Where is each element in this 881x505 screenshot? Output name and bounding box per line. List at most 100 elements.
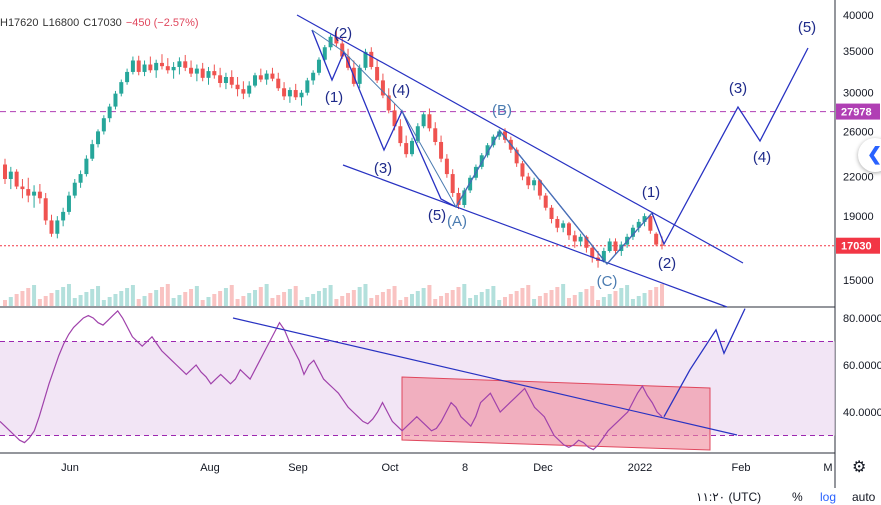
candle-body — [154, 62, 159, 71]
volume-bar — [194, 286, 199, 306]
volume-bar — [497, 300, 502, 306]
candle-body — [194, 68, 199, 74]
candle-body — [537, 180, 542, 196]
oscillator-line — [0, 309, 663, 451]
volume-bar — [607, 294, 612, 306]
volume-bar — [351, 290, 356, 306]
candle-body — [229, 76, 234, 85]
volume-bar — [3, 300, 7, 306]
candle-body — [439, 141, 444, 159]
candle-body — [165, 66, 170, 71]
time-tick-label: 2022 — [628, 462, 652, 474]
candle-body — [648, 216, 653, 231]
volume-bar — [287, 289, 292, 306]
candle-body — [654, 233, 659, 245]
volume-bar — [142, 296, 147, 306]
volume-bar — [485, 289, 490, 306]
price-tag-label: 27978 — [841, 107, 872, 119]
volume-bar — [450, 290, 455, 306]
candle-body — [305, 80, 310, 93]
volume-bar — [253, 290, 258, 306]
volume-bar — [334, 299, 339, 306]
candle-body — [468, 177, 473, 191]
candle-body — [159, 62, 164, 67]
price-tick-label: 26000 — [843, 126, 874, 138]
candle-body — [84, 158, 89, 175]
wave-label: (A) — [447, 213, 467, 230]
candle-body — [3, 164, 7, 179]
volume-bar — [363, 284, 368, 306]
candle-body — [282, 88, 287, 97]
wave-label: (3) — [729, 80, 747, 97]
volume-bar — [212, 294, 217, 306]
volume-bar — [61, 287, 66, 306]
candle-body — [43, 198, 48, 221]
volume-bar — [49, 293, 54, 306]
ohlc-close: C17030 — [83, 17, 122, 29]
volume-bar — [322, 288, 327, 306]
volume-bar — [78, 295, 83, 306]
candle-body — [514, 149, 519, 164]
candle-body — [26, 189, 31, 196]
ohlc-low: L16800 — [42, 17, 80, 29]
volume-bar — [409, 294, 414, 306]
volume-bar — [229, 285, 234, 306]
percent-toggle[interactable]: % — [792, 490, 803, 504]
wave-label: (B) — [492, 102, 512, 119]
volume-bar — [311, 294, 316, 306]
price-tick-label: 15000 — [843, 275, 874, 287]
candle-body — [572, 235, 577, 242]
price-tick-label: 40000 — [843, 10, 874, 22]
candle-body — [107, 106, 112, 119]
candle-body — [299, 92, 304, 98]
candle-body — [49, 220, 54, 234]
candle-body — [549, 207, 554, 219]
volume-bar — [96, 286, 101, 306]
candle-body — [520, 163, 525, 177]
volume-bar — [340, 296, 345, 306]
volume-bar — [369, 298, 374, 306]
volume-bar — [572, 295, 577, 306]
volume-bar — [456, 287, 461, 306]
ohlc-change: −450 (−2.57%) — [125, 17, 199, 29]
volume-bar — [561, 284, 566, 306]
volume-bar — [590, 286, 595, 306]
price-tick-label: 19000 — [843, 211, 874, 223]
timezone-label[interactable]: ١١:٢٠ (UTC) — [696, 490, 762, 504]
wave-path-abc — [311, 29, 653, 265]
volume-bar — [375, 295, 380, 306]
volume-bar — [630, 299, 635, 306]
volume-bar — [8, 297, 13, 306]
volume-bar — [177, 295, 182, 306]
scroll-to-realtime-button[interactable]: ❮ — [858, 138, 881, 172]
volume-bar — [159, 287, 164, 306]
auto-toggle[interactable]: auto — [852, 490, 876, 504]
candle-body — [142, 64, 147, 72]
time-tick-label: M — [823, 462, 832, 474]
volume-bar — [148, 293, 153, 306]
wave-label: (1) — [325, 89, 343, 106]
volume-bar — [72, 298, 77, 306]
candle-body — [66, 195, 71, 212]
volume-bar — [200, 300, 205, 306]
oscillator-channel — [401, 376, 711, 451]
volume-bar — [578, 292, 583, 306]
wave-label: (3) — [374, 160, 392, 177]
gear-icon[interactable]: ⚙ — [852, 459, 867, 476]
log-toggle[interactable]: log — [820, 490, 837, 504]
volume-bar — [415, 291, 420, 306]
volume-bar — [276, 295, 281, 306]
volume-bar — [503, 297, 508, 306]
candle-body — [590, 247, 595, 258]
volume-bar — [136, 299, 141, 306]
candle-body — [258, 75, 263, 80]
volume-bar — [549, 290, 554, 306]
candle-body — [415, 126, 420, 141]
channel-upper-line — [296, 14, 744, 264]
candle-body — [322, 47, 327, 60]
candle-body — [119, 82, 124, 94]
candle-body — [584, 236, 589, 248]
wave-label: (C) — [597, 273, 618, 290]
candle-body — [555, 218, 560, 228]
_ _ _ _ _
Nenne nur die Zahl der Zeilen in den Daten oben, in denen die Zeichenfolge „wave“ vorkommt.

* GELÖSTE AUFGABE
7